-------- Data lines

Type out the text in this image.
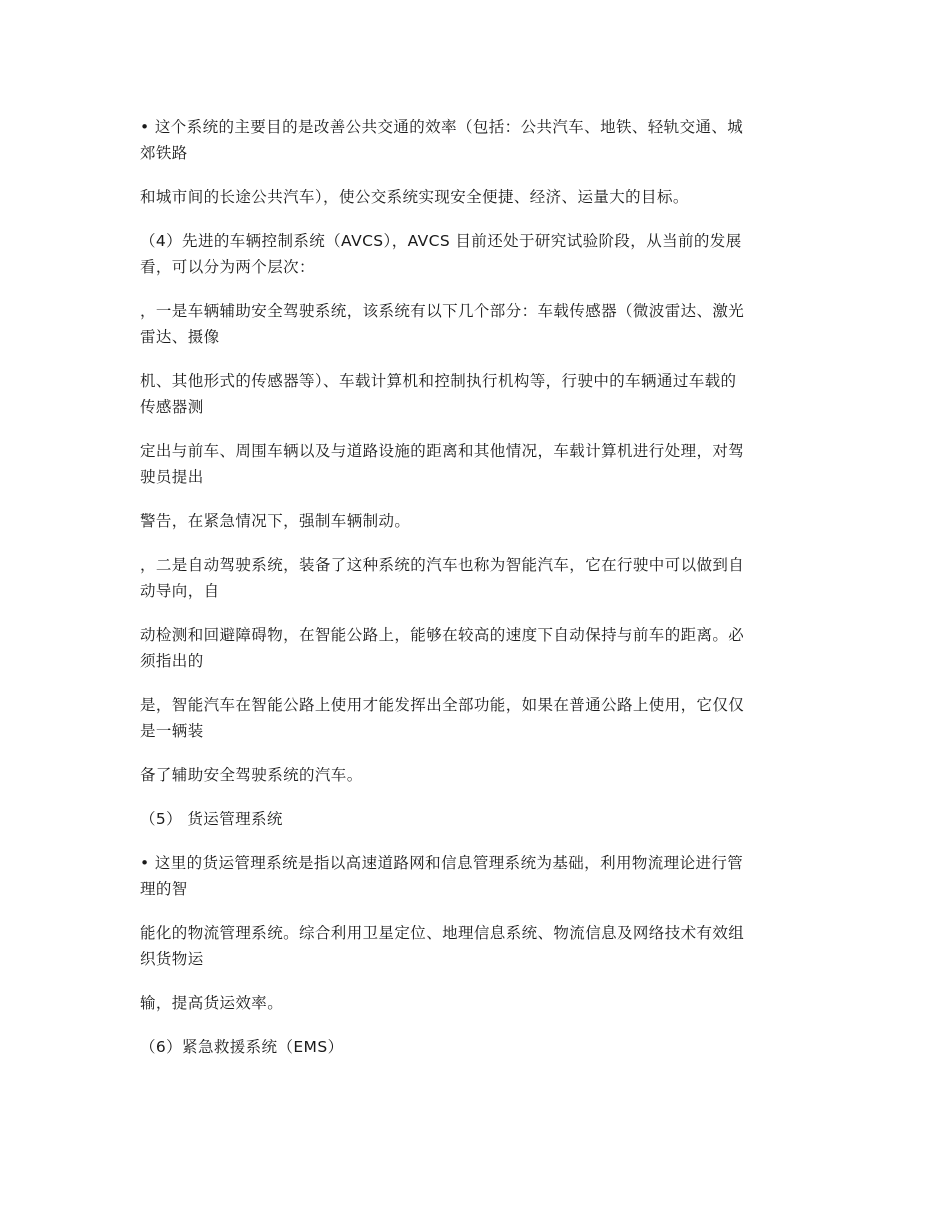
• 这个系统的主要目的是改善公共交通的效率（包括：公共汽车、地铁、轻轨交通、城
郊铁路

和城市间的长途公共汽车），使公交系统实现安全便捷、经济、运量大的目标。

（4）先进的车辆控制系统（AVCS），AVCS 目前还处于研究试验阶段，从当前的发展
看，可以分为两个层次：

，一是车辆辅助安全驾驶系统，该系统有以下几个部分：车载传感器（微波雷达、激光
雷达、摄像

机、其他形式的传感器等）、车载计算机和控制执行机构等，行驶中的车辆通过车载的
传感器测

定出与前车、周围车辆以及与道路设施的距离和其他情况，车载计算机进行处理，对驾
驶员提出

警告，在紧急情况下，强制车辆制动。

，二是自动驾驶系统，装备了这种系统的汽车也称为智能汽车，它在行驶中可以做到自
动导向，自

动检测和回避障碍物，在智能公路上，能够在较高的速度下自动保持与前车的距离。必
须指出的

是，智能汽车在智能公路上使用才能发挥出全部功能，如果在普通公路上使用，它仅仅
是一辆装

备了辅助安全驾驶系统的汽车。

（5） 货运管理系统

• 这里的货运管理系统是指以高速道路网和信息管理系统为基础，利用物流理论进行管
理的智

能化的物流管理系统。综合利用卫星定位、地理信息系统、物流信息及网络技术有效组
织货物运

输，提高货运效率。

（6）紧急救援系统（EMS）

----------------

▸ **The exercise**: Write out each entry exactly as given, but skip the pictures.

▸ **The reply**:
Type out the text in this image.
• 这个系统的主要目的是改善公共交通的效率（包括：公共汽车、地铁、轻轨交通、城
郊铁路

和城市间的长途公共汽车），使公交系统实现安全便捷、经济、运量大的目标。

（4）先进的车辆控制系统（AVCS），AVCS 目前还处于研究试验阶段，从当前的发展
看，可以分为两个层次：

，一是车辆辅助安全驾驶系统，该系统有以下几个部分：车载传感器（微波雷达、激光
雷达、摄像

机、其他形式的传感器等）、车载计算机和控制执行机构等，行驶中的车辆通过车载的
传感器测

定出与前车、周围车辆以及与道路设施的距离和其他情况，车载计算机进行处理，对驾
驶员提出

警告，在紧急情况下，强制车辆制动。

，二是自动驾驶系统，装备了这种系统的汽车也称为智能汽车，它在行驶中可以做到自
动导向，自

动检测和回避障碍物，在智能公路上，能够在较高的速度下自动保持与前车的距离。必
须指出的

是，智能汽车在智能公路上使用才能发挥出全部功能，如果在普通公路上使用，它仅仅
是一辆装

备了辅助安全驾驶系统的汽车。

（5） 货运管理系统

• 这里的货运管理系统是指以高速道路网和信息管理系统为基础，利用物流理论进行管
理的智

能化的物流管理系统。综合利用卫星定位、地理信息系统、物流信息及网络技术有效组
织货物运

输，提高货运效率。

（6）紧急救援系统（EMS）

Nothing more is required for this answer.